START Document text

Doc then finds Tariq Khalil, an ex-con, at his LSD Investigations office, which resides next to Dr. Tubeside's practice where the good doctor administers amphetamines under the pseudonym 'b12 injections' to bored housewives and struggling actors needing prepped up before auditions.  Tariq wants Doc to take a job in locating someone he knew from prison.  When Doc goes investigating at a massage parlour, he is knocked unconscious from behind and becomes the suspect of a murder.  Wolfmann has also disappeared off the radar, with no one knowing whether he is dead or alive.

 

The novel progresses through conspiracies and counter-conspiracies, all weaved into a complex and hard to follow web.  The prose are mellow and hop along smoothly to the sound of the surf and the cool vibes of Doc's baked consciousness.  It must be said that this is Pynchon's most accessible novel by a long shot.  Compared to his last novel, Against the Day, a mammoth novel leading up the First World War, covering labor unrest, anarchism and the scientific and mathematical theories of the day Inherent Vice is a cool, trippy drive through the shadow-laden noir of Southern California.  In typical Pynchonian mannerisms, the book is rife with oddball characters from the sinister law-enforcement nemesis Bigfoot Bjornsen, to clairvoyant acid-head mystics obsessed with the sunken continent of Lemuria; bikers, ominous dentists, evil acronymic organizations, ladies of ill repute and the usual variety of Pynchonian drop-outs and misfits operating at the very fringes of society and the law.  There is inevitably a lot of weed and a lot of stoner humor; from baked tube sessions of Gulliver's Travels to the ideological analysis of television commercials as well as Doc's attempts to piece together the conspiracies with his 'dopers memory', which provides a chuckle or two.

END Document text

## Tasks and exercises
1. Copy the passage of the Inherent Vice review above word for word, from "Doc then finds" up to and including "dead or alive.".
2. Proceed with the Inherent Vice review above, picking up right after its final sentence.

START Provided records

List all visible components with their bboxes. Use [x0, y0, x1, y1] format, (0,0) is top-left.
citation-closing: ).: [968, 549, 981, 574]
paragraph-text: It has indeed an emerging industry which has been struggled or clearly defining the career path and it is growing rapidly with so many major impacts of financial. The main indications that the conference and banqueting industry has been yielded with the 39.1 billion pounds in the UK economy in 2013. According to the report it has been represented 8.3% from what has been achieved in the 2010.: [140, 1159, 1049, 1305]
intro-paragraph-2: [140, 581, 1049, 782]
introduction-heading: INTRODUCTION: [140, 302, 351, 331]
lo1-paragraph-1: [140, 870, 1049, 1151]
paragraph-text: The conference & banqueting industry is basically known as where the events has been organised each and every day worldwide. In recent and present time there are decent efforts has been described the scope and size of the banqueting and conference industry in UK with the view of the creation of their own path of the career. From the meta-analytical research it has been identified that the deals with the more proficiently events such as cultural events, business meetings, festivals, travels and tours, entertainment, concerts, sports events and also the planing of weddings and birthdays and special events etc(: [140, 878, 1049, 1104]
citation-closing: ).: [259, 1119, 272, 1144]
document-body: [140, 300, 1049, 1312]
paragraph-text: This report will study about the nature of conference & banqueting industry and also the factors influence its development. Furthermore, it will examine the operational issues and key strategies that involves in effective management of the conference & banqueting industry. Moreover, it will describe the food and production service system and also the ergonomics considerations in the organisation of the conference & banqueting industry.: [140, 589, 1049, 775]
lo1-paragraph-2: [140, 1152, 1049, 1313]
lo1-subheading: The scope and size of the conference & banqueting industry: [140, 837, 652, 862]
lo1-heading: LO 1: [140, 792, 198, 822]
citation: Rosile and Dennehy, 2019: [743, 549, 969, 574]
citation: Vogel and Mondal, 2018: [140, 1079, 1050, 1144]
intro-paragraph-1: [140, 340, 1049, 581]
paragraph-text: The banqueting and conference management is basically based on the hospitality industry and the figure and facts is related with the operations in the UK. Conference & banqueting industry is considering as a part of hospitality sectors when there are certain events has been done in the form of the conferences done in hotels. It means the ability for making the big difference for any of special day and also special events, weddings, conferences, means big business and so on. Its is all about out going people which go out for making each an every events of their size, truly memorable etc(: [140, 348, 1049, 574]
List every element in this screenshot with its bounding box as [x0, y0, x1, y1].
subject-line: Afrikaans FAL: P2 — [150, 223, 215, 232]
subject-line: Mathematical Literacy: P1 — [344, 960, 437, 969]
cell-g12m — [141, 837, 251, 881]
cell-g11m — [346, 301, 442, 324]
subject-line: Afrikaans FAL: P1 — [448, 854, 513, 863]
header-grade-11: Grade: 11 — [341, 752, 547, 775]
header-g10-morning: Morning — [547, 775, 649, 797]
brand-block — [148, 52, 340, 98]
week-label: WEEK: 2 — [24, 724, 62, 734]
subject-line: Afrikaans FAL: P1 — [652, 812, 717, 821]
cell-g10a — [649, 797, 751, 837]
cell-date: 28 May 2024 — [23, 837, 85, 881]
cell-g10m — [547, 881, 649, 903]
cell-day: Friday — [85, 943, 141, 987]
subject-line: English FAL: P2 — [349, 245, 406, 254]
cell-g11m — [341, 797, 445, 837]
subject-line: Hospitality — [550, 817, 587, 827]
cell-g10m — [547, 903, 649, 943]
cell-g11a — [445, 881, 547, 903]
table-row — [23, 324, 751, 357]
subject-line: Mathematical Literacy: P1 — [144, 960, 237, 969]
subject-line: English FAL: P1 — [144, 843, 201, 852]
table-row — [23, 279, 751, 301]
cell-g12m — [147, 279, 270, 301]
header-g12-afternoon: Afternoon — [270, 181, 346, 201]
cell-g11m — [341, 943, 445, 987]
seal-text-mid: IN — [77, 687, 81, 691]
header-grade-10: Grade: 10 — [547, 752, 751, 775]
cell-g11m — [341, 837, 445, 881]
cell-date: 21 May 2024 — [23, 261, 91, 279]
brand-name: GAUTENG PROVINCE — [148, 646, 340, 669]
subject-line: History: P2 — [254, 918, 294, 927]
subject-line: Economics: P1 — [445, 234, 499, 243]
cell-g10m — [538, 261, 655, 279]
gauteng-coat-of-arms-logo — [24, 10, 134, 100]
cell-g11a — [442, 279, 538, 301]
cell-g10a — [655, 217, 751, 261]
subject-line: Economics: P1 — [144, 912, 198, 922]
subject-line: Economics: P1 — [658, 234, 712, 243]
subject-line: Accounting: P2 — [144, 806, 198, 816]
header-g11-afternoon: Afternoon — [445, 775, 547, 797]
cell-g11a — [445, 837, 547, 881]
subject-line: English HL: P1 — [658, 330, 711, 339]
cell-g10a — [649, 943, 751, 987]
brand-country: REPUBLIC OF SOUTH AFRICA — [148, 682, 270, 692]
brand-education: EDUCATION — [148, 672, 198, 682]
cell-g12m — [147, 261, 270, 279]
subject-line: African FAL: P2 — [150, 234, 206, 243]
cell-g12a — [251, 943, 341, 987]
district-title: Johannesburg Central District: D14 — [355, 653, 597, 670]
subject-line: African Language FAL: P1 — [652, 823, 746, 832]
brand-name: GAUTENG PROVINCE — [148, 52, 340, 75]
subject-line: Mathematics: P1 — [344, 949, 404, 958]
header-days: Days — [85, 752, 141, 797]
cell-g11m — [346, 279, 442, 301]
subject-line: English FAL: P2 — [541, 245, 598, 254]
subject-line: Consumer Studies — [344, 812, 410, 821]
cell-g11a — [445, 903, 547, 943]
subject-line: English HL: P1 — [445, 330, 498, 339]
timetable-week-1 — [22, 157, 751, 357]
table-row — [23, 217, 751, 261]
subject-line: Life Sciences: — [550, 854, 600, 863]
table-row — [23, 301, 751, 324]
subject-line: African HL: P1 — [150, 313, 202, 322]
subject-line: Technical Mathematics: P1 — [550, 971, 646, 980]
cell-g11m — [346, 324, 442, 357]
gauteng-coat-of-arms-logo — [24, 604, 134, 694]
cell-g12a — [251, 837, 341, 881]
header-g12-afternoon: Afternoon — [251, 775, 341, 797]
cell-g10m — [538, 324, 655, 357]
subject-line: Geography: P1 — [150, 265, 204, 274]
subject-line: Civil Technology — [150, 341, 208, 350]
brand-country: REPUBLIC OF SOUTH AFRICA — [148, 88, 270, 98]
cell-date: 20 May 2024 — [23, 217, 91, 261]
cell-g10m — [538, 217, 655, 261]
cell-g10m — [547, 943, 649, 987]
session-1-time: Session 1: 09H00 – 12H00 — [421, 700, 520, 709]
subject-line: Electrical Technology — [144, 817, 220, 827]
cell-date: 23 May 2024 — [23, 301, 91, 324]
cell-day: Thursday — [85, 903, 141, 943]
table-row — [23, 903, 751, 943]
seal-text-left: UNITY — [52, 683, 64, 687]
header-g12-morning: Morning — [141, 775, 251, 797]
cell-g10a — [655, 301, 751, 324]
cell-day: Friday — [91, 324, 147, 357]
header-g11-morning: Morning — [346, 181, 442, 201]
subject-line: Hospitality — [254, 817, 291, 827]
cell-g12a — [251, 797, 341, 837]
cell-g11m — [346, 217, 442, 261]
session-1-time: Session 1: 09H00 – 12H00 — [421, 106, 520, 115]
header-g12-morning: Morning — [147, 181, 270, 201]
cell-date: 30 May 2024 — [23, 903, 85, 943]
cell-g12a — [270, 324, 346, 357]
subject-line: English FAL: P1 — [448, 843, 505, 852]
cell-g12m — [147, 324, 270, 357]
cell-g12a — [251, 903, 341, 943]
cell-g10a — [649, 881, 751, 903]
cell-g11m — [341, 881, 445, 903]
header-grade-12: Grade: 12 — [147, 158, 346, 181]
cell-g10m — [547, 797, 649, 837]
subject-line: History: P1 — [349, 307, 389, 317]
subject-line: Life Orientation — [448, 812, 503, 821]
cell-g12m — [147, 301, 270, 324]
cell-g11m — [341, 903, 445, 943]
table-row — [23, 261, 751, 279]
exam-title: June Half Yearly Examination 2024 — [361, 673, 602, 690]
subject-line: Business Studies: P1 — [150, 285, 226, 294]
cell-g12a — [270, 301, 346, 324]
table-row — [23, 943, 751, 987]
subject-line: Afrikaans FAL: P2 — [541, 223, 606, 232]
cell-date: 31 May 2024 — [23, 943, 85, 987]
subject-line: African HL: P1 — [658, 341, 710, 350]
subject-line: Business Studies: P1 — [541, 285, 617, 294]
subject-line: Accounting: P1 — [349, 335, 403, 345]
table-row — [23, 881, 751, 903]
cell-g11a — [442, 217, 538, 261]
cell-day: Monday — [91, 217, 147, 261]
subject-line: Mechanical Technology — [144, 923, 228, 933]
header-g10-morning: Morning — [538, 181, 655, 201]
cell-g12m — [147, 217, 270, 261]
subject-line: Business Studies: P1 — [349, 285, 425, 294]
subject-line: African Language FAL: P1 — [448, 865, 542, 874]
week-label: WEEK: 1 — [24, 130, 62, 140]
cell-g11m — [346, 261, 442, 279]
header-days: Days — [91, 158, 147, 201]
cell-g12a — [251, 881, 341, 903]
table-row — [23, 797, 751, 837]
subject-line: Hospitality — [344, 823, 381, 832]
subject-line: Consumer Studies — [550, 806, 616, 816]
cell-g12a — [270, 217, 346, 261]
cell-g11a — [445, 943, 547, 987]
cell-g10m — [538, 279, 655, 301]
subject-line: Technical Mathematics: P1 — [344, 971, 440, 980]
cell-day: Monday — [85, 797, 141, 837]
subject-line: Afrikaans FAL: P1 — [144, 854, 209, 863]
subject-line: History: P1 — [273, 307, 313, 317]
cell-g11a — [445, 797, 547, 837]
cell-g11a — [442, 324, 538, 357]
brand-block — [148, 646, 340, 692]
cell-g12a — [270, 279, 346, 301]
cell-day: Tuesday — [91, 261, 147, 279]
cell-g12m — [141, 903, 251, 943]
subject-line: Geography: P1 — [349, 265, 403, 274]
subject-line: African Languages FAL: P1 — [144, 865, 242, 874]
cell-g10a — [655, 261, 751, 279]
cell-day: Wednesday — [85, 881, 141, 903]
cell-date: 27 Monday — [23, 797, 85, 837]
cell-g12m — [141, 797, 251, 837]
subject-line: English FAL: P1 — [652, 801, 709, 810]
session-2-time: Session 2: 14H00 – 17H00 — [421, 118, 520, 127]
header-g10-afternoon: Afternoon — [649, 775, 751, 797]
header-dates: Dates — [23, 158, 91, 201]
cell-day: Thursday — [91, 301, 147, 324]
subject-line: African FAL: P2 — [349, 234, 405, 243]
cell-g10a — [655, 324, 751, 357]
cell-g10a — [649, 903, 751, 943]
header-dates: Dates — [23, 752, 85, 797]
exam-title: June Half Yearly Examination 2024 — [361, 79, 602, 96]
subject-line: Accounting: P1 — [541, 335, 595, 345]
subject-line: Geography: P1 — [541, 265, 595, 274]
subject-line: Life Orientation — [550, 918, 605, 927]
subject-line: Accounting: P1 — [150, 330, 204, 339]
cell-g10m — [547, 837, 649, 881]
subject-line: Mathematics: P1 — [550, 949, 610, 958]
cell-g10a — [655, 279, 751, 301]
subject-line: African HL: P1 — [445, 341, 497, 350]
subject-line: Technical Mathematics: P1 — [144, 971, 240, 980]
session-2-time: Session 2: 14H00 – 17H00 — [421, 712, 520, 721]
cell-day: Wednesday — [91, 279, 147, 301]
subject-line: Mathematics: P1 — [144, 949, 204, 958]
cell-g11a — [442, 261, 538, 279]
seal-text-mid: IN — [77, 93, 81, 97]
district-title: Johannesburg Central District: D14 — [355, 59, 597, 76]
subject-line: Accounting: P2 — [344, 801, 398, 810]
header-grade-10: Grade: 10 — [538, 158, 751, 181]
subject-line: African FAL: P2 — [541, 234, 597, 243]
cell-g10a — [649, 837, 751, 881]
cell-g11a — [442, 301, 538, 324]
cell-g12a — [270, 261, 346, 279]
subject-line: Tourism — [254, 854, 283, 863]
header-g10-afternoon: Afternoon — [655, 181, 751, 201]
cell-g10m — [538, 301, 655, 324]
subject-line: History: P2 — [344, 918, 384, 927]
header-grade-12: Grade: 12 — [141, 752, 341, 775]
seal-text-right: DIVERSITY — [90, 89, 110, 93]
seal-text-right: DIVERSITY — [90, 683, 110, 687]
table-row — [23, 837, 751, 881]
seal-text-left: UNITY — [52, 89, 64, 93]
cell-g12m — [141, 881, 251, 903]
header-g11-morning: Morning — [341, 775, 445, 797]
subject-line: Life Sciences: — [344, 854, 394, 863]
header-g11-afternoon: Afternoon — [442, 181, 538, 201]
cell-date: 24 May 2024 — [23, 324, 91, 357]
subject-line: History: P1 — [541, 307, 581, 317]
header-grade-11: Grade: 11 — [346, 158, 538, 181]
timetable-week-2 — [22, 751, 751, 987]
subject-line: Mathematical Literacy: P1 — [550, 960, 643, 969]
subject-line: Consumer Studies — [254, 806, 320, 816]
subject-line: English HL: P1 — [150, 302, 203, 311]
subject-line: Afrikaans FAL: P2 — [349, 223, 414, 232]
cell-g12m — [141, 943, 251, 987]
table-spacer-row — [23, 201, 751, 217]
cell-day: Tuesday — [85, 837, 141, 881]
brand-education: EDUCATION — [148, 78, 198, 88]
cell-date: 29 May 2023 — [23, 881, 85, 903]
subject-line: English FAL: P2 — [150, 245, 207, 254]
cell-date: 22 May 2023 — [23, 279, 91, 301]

END Provided records

## Numbered answers
1.
Doc then finds Tariq Khalil, an ex-con, at his LSD Investigations office, which resides next to Dr. Tubeside's practice where the good doctor administers amphetamines under the pseudonym 'b12 injections' to bored housewives and struggling actors needing prepped up before auditions.  Tariq wants Doc to take a job in locating someone he knew from prison.  When Doc goes investigating at a massage parlour, he is knocked unconscious from behind and becomes the suspect of a murder.  Wolfmann has also disappeared off the radar, with no one knowing whether he is dead or alive.

2.
 

In the background to all the surf-noir, back alley meetings and night fog, are the spectral silhouettes of the recent Manson murders the bête noire of the straight citizens of California, plunging them into irrational paranoia over the 'psychotic hippies'.  It is no surprise that the novel is set in the spring of 1970, with Nixon recently in government, that all the ill vibes and entropy occur.

 

Fist of the law, officer Bigfoot Bjornsen, the arch-nemesis to Sportello, seems to be connected to a lot of strange and perhaps illicit goings-on in the area around Gordita Beach with Nixon in government and the Manson murders a convenient pretext for constitutional violations by the state the law enforcement agencies of the land are implied to have ploughed their tentacles into even more sinister places, hinting at the beginnings of widespread institutional corruption and disregard for the supposed law that they are meant to be upholding, eerily foreshadowing the Watergate scandal.

 

Doc finds out about the boat The Golden Fang, which may or may not be connected to Mickey Wolfmann, and may or may not be embroiled in the web of conspiracy that precedes its arrival in the novel much like the clandestine postal service in The Crying of Lot 49.  Plot lines trail off into obscurity, characters appear only to bring a new conspiracy into the lap of Doc Sportello, only to disappear and never be seen again and things forget to be said amongst the weed haze that permeates the four corners of this book – in some ways the narrative, I suppose it could be said, mirrors the inside of Doc's fried brain.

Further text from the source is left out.